◆ **Exercise inputs**:
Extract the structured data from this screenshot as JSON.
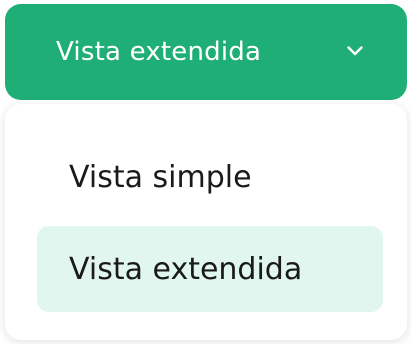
{
  "dropdown": {
    "selected_label": "Vista extendida",
    "icon": "chevron-down-icon",
    "accent_color": "#1faf76"
  },
  "menu": {
    "items": [
      {
        "label": "Vista simple",
        "selected": false
      },
      {
        "label": "Vista extendida",
        "selected": true
      }
    ],
    "selected_bg_color": "#e0f6ef"
  }
}
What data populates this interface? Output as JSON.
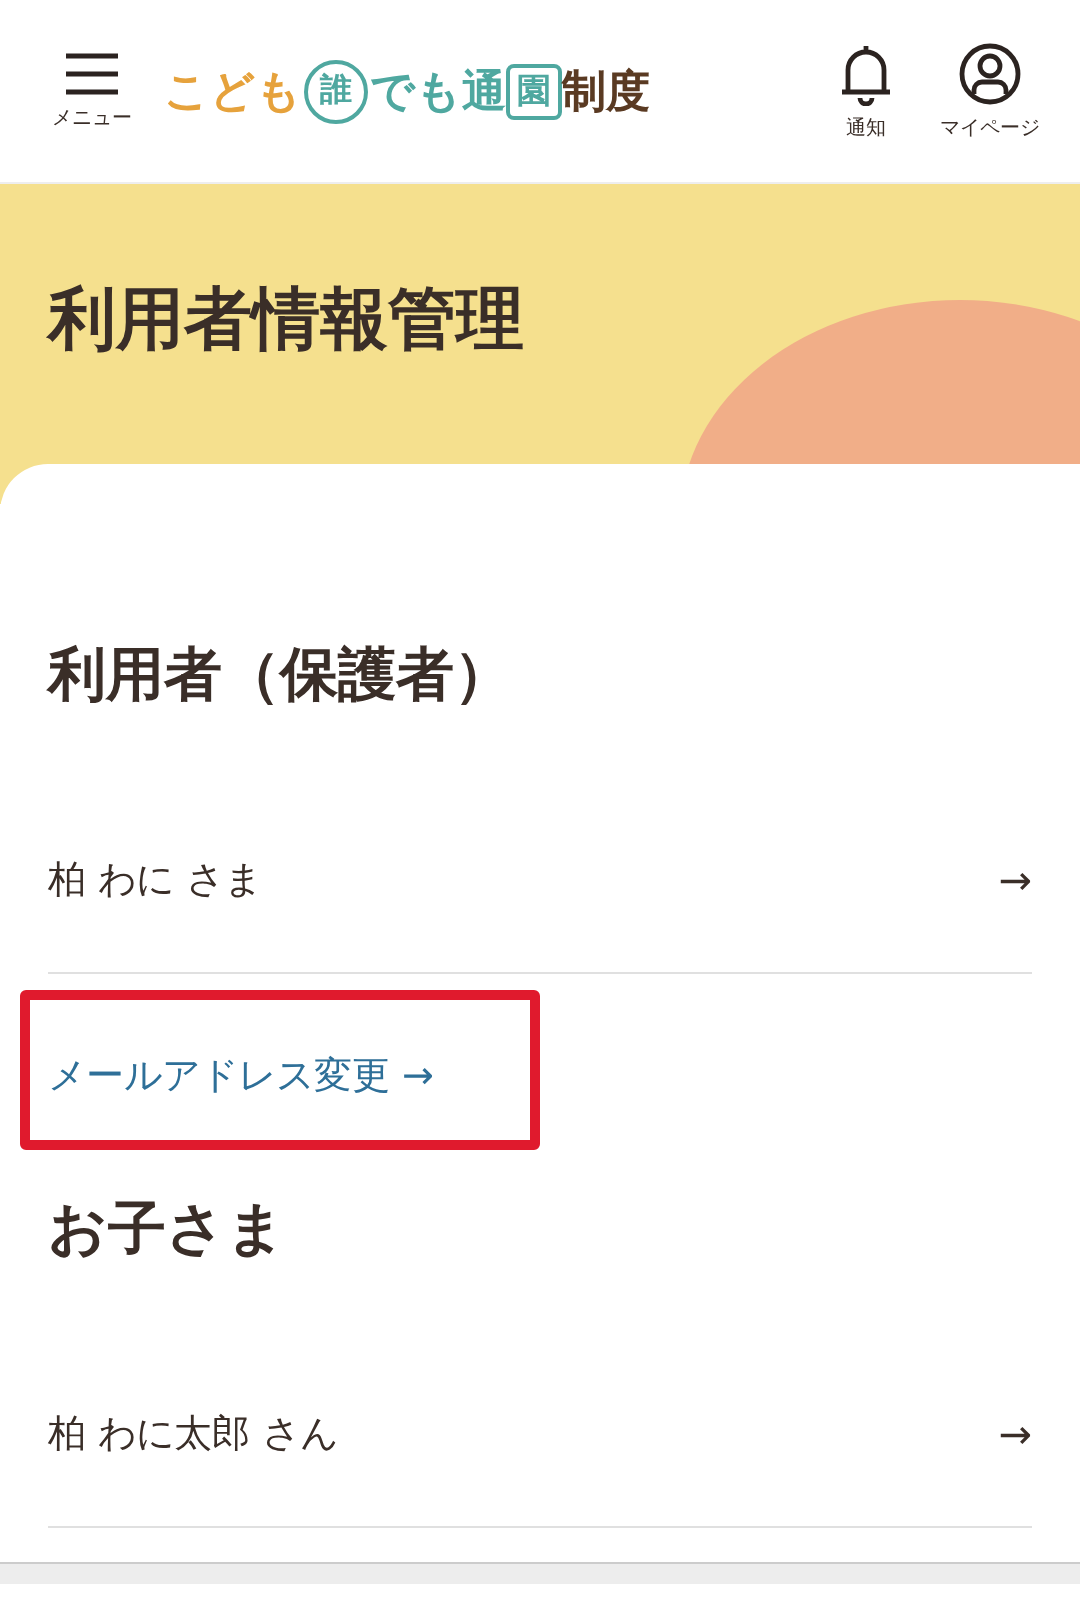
{
  "header": {
    "menu_label": "メニュー",
    "logo": [
      {
        "text": "こども",
        "kind": "plain",
        "color": "#e6a23c"
      },
      {
        "text": "誰",
        "kind": "circle",
        "color": "#4fa8a0"
      },
      {
        "text": "でも通",
        "kind": "plain",
        "color": "#4fa8a0"
      },
      {
        "text": "園",
        "kind": "box",
        "color": "#4fa8a0"
      },
      {
        "text": "制度",
        "kind": "plain",
        "color": "#5a3a22"
      }
    ],
    "actions": [
      {
        "kind": "bell",
        "label": "通知"
      },
      {
        "kind": "person",
        "label": "マイページ"
      }
    ]
  },
  "page_title": "利用者情報管理",
  "sections": [
    {
      "heading": "利用者（保護者）",
      "rows": [
        {
          "kind": "row",
          "text": "柏 わに さま",
          "arrow": "→"
        },
        {
          "kind": "link",
          "text": "メールアドレス変更",
          "arrow": "→",
          "highlighted": true
        }
      ]
    },
    {
      "heading": "お子さま",
      "rows": [
        {
          "kind": "row",
          "text": "柏 わに太郎 さん",
          "arrow": "→"
        }
      ]
    }
  ]
}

◆ **Written instruction**: Quote the entries above word for word. Leave the images out.

◆ **Answer to the exercise**:
Extract the structured data from this screenshot as JSON.
{
  "dropdown": {
    "selected_label": "Vista extendida",
    "icon": "chevron-down-icon",
    "accent_color": "#1faf76"
  },
  "menu": {
    "items": [
      {
        "label": "Vista simple",
        "selected": false
      },
      {
        "label": "Vista extendida",
        "selected": true
      }
    ],
    "selected_bg_color": "#e0f6ef"
  }
}
What data populates this interface? Output as JSON.
{
  "header": {
    "menu_label": "メニュー",
    "logo": [
      {
        "text": "こども",
        "kind": "plain",
        "color": "#e6a23c"
      },
      {
        "text": "誰",
        "kind": "circle",
        "color": "#4fa8a0"
      },
      {
        "text": "でも通",
        "kind": "plain",
        "color": "#4fa8a0"
      },
      {
        "text": "園",
        "kind": "box",
        "color": "#4fa8a0"
      },
      {
        "text": "制度",
        "kind": "plain",
        "color": "#5a3a22"
      }
    ],
    "actions": [
      {
        "kind": "bell",
        "label": "通知"
      },
      {
        "kind": "person",
        "label": "マイページ"
      }
    ]
  },
  "page_title": "利用者情報管理",
  "sections": [
    {
      "heading": "利用者（保護者）",
      "rows": [
        {
          "kind": "row",
          "text": "柏 わに さま",
          "arrow": "→"
        },
        {
          "kind": "link",
          "text": "メールアドレス変更",
          "arrow": "→",
          "highlighted": true
        }
      ]
    },
    {
      "heading": "お子さま",
      "rows": [
        {
          "kind": "row",
          "text": "柏 わに太郎 さん",
          "arrow": "→"
        }
      ]
    }
  ]
}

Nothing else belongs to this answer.